- [What the task asks]
Set down the material once more, exactly as it appears.

- [Stored data]
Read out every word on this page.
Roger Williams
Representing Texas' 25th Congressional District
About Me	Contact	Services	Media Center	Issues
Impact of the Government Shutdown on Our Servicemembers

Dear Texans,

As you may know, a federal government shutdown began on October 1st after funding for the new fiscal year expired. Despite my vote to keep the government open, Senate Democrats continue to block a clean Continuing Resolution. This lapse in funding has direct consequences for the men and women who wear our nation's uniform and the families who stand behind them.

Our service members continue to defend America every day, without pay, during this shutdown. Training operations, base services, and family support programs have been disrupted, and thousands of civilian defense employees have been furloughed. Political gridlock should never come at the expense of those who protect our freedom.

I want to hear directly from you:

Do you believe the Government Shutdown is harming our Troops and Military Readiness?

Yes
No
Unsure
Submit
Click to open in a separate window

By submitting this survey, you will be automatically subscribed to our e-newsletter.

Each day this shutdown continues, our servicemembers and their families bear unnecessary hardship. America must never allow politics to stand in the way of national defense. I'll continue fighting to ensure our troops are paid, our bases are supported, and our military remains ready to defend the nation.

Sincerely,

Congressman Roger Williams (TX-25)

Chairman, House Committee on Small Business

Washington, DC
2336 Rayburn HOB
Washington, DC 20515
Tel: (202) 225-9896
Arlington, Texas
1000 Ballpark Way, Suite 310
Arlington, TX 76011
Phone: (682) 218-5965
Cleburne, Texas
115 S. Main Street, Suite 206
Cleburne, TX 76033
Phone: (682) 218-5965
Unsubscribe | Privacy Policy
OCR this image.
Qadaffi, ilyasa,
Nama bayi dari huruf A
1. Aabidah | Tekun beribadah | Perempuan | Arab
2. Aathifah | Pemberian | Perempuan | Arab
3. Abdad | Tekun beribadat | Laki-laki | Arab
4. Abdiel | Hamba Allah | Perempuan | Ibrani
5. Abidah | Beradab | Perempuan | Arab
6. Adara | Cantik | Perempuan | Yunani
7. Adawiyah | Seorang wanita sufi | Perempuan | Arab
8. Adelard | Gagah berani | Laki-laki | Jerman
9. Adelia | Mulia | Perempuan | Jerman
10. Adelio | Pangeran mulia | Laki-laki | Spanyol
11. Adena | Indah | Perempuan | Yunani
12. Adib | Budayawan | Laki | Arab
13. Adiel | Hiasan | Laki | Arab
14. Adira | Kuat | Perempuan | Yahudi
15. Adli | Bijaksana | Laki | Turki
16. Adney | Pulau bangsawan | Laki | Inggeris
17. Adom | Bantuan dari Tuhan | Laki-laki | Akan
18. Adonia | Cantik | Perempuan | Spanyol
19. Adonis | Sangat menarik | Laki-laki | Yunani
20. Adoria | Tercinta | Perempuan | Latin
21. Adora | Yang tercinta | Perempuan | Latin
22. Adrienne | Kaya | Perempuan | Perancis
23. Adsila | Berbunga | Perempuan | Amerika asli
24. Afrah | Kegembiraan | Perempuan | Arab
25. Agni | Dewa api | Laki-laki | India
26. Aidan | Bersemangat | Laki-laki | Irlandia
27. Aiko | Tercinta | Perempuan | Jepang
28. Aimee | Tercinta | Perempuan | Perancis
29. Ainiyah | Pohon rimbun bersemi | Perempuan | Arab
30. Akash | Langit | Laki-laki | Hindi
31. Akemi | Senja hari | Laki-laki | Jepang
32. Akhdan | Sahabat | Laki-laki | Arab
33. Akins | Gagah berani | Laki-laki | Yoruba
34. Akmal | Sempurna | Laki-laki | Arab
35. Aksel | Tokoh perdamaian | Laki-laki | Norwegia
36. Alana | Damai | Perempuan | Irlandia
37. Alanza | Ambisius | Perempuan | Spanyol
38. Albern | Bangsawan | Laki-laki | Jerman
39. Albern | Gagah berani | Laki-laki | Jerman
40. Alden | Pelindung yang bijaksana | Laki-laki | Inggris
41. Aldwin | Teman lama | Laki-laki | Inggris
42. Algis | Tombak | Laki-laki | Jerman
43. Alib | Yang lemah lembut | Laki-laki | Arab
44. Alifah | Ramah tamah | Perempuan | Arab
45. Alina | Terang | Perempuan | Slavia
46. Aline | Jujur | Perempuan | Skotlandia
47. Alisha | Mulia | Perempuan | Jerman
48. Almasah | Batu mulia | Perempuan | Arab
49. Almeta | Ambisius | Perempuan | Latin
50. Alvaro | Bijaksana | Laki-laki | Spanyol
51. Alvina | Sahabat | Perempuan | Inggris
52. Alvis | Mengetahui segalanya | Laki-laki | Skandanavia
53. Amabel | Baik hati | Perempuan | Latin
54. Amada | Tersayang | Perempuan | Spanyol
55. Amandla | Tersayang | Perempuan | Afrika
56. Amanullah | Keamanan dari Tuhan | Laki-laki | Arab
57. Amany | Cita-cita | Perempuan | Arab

- [Solution below]
Read out every word on this page.
Roger Williams
Representing Texas' 25th Congressional District
About Me	Contact	Services	Media Center	Issues
Impact of the Government Shutdown on Our Servicemembers

Dear Texans,

As you may know, a federal government shutdown began on October 1st after funding for the new fiscal year expired. Despite my vote to keep the government open, Senate Democrats continue to block a clean Continuing Resolution. This lapse in funding has direct consequences for the men and women who wear our nation's uniform and the families who stand behind them.

Our service members continue to defend America every day, without pay, during this shutdown. Training operations, base services, and family support programs have been disrupted, and thousands of civilian defense employees have been furloughed. Political gridlock should never come at the expense of those who protect our freedom.

I want to hear directly from you:

Do you believe the Government Shutdown is harming our Troops and Military Readiness?

Yes
No
Unsure
Submit
Click to open in a separate window

By submitting this survey, you will be automatically subscribed to our e-newsletter.

Each day this shutdown continues, our servicemembers and their families bear unnecessary hardship. America must never allow politics to stand in the way of national defense. I'll continue fighting to ensure our troops are paid, our bases are supported, and our military remains ready to defend the nation.

Sincerely,

Congressman Roger Williams (TX-25)

Chairman, House Committee on Small Business

Washington, DC
2336 Rayburn HOB
Washington, DC 20515
Tel: (202) 225-9896
Arlington, Texas
1000 Ballpark Way, Suite 310
Arlington, TX 76011
Phone: (682) 218-5965
Cleburne, Texas
115 S. Main Street, Suite 206
Cleburne, TX 76033
Phone: (682) 218-5965
Unsubscribe | Privacy Policy
OCR this image.
Qadaffi, ilyasa,
Nama bayi dari huruf A
1. Aabidah | Tekun beribadah | Perempuan | Arab
2. Aathifah | Pemberian | Perempuan | Arab
3. Abdad | Tekun beribadat | Laki-laki | Arab
4. Abdiel | Hamba Allah | Perempuan | Ibrani
5. Abidah | Beradab | Perempuan | Arab
6. Adara | Cantik | Perempuan | Yunani
7. Adawiyah | Seorang wanita sufi | Perempuan | Arab
8. Adelard | Gagah berani | Laki-laki | Jerman
9. Adelia | Mulia | Perempuan | Jerman
10. Adelio | Pangeran mulia | Laki-laki | Spanyol
11. Adena | Indah | Perempuan | Yunani
12. Adib | Budayawan | Laki | Arab
13. Adiel | Hiasan | Laki | Arab
14. Adira | Kuat | Perempuan | Yahudi
15. Adli | Bijaksana | Laki | Turki
16. Adney | Pulau bangsawan | Laki | Inggeris
17. Adom | Bantuan dari Tuhan | Laki-laki | Akan
18. Adonia | Cantik | Perempuan | Spanyol
19. Adonis | Sangat menarik | Laki-laki | Yunani
20. Adoria | Tercinta | Perempuan | Latin
21. Adora | Yang tercinta | Perempuan | Latin
22. Adrienne | Kaya | Perempuan | Perancis
23. Adsila | Berbunga | Perempuan | Amerika asli
24. Afrah | Kegembiraan | Perempuan | Arab
25. Agni | Dewa api | Laki-laki | India
26. Aidan | Bersemangat | Laki-laki | Irlandia
27. Aiko | Tercinta | Perempuan | Jepang
28. Aimee | Tercinta | Perempuan | Perancis
29. Ainiyah | Pohon rimbun bersemi | Perempuan | Arab
30. Akash | Langit | Laki-laki | Hindi
31. Akemi | Senja hari | Laki-laki | Jepang
32. Akhdan | Sahabat | Laki-laki | Arab
33. Akins | Gagah berani | Laki-laki | Yoruba
34. Akmal | Sempurna | Laki-laki | Arab
35. Aksel | Tokoh perdamaian | Laki-laki | Norwegia
36. Alana | Damai | Perempuan | Irlandia
37. Alanza | Ambisius | Perempuan | Spanyol
38. Albern | Bangsawan | Laki-laki | Jerman
39. Albern | Gagah berani | Laki-laki | Jerman
40. Alden | Pelindung yang bijaksana | Laki-laki | Inggris
41. Aldwin | Teman lama | Laki-laki | Inggris
42. Algis | Tombak | Laki-laki | Jerman
43. Alib | Yang lemah lembut | Laki-laki | Arab
44. Alifah | Ramah tamah | Perempuan | Arab
45. Alina | Terang | Perempuan | Slavia
46. Aline | Jujur | Perempuan | Skotlandia
47. Alisha | Mulia | Perempuan | Jerman
48. Almasah | Batu mulia | Perempuan | Arab
49. Almeta | Ambisius | Perempuan | Latin
50. Alvaro | Bijaksana | Laki-laki | Spanyol
51. Alvina | Sahabat | Perempuan | Inggris
52. Alvis | Mengetahui segalanya | Laki-laki | Skandanavia
53. Amabel | Baik hati | Perempuan | Latin
54. Amada | Tersayang | Perempuan | Spanyol
55. Amandla | Tersayang | Perempuan | Afrika
56. Amanullah | Keamanan dari Tuhan | Laki-laki | Arab
57. Amany | Cita-cita | Perempuan | Arab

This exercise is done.